_Problem requirements_.
Check every line of the data below for the string "name", and copy the ones that hold it.

_Records for this task_.
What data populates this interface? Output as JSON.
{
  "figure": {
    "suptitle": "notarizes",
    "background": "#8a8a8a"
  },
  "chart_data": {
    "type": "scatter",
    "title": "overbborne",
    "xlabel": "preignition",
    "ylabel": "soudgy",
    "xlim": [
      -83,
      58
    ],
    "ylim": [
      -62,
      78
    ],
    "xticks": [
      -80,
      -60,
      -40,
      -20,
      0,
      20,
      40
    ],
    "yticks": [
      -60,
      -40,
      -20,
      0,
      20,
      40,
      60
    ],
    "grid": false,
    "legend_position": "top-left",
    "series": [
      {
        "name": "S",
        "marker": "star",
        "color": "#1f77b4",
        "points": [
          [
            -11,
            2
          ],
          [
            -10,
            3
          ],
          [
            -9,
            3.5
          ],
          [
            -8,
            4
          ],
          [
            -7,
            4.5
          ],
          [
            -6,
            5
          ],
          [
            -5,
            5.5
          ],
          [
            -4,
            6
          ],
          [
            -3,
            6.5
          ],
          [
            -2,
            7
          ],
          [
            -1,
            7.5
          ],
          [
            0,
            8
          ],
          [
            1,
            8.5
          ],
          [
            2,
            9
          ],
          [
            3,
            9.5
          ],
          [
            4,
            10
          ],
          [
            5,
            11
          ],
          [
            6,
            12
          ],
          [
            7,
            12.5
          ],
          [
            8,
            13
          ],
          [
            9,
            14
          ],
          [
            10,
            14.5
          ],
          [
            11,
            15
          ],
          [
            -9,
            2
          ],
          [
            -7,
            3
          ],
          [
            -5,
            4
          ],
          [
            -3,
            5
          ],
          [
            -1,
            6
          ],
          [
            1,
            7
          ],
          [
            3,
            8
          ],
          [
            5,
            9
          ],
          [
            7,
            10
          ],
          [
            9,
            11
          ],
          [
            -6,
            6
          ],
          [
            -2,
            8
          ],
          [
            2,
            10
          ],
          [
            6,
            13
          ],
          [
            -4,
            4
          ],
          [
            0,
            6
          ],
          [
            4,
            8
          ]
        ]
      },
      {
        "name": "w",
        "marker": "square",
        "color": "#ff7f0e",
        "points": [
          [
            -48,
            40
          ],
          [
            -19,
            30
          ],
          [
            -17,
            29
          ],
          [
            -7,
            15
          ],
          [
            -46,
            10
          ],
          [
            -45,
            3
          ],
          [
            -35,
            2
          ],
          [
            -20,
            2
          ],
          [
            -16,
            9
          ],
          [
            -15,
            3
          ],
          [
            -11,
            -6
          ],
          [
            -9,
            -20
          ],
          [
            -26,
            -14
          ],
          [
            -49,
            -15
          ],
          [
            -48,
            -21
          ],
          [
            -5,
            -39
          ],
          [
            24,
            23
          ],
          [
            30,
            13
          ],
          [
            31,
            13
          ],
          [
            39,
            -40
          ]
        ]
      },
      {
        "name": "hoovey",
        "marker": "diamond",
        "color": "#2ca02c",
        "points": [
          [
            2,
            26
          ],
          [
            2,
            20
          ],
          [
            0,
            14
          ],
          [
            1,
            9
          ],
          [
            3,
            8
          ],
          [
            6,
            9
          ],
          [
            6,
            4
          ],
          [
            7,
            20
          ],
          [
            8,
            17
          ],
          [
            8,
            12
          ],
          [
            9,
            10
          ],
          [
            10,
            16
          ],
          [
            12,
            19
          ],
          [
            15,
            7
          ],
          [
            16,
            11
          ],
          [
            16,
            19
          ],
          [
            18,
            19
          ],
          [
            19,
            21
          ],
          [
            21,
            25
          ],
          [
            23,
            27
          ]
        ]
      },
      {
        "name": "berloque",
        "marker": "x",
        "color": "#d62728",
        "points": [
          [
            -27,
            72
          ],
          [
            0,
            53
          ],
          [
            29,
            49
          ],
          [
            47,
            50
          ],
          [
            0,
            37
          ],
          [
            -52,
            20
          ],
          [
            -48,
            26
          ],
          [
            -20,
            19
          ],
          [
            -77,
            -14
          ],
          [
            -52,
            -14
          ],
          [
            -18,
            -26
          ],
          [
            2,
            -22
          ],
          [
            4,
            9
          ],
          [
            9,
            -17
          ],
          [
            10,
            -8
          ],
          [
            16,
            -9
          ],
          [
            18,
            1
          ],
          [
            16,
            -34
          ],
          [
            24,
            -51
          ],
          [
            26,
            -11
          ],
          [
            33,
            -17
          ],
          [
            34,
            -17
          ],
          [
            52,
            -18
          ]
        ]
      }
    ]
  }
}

_The solution_.
        "name": "S",
        "name": "w",
        "name": "hoovey",
        "name": "berloque",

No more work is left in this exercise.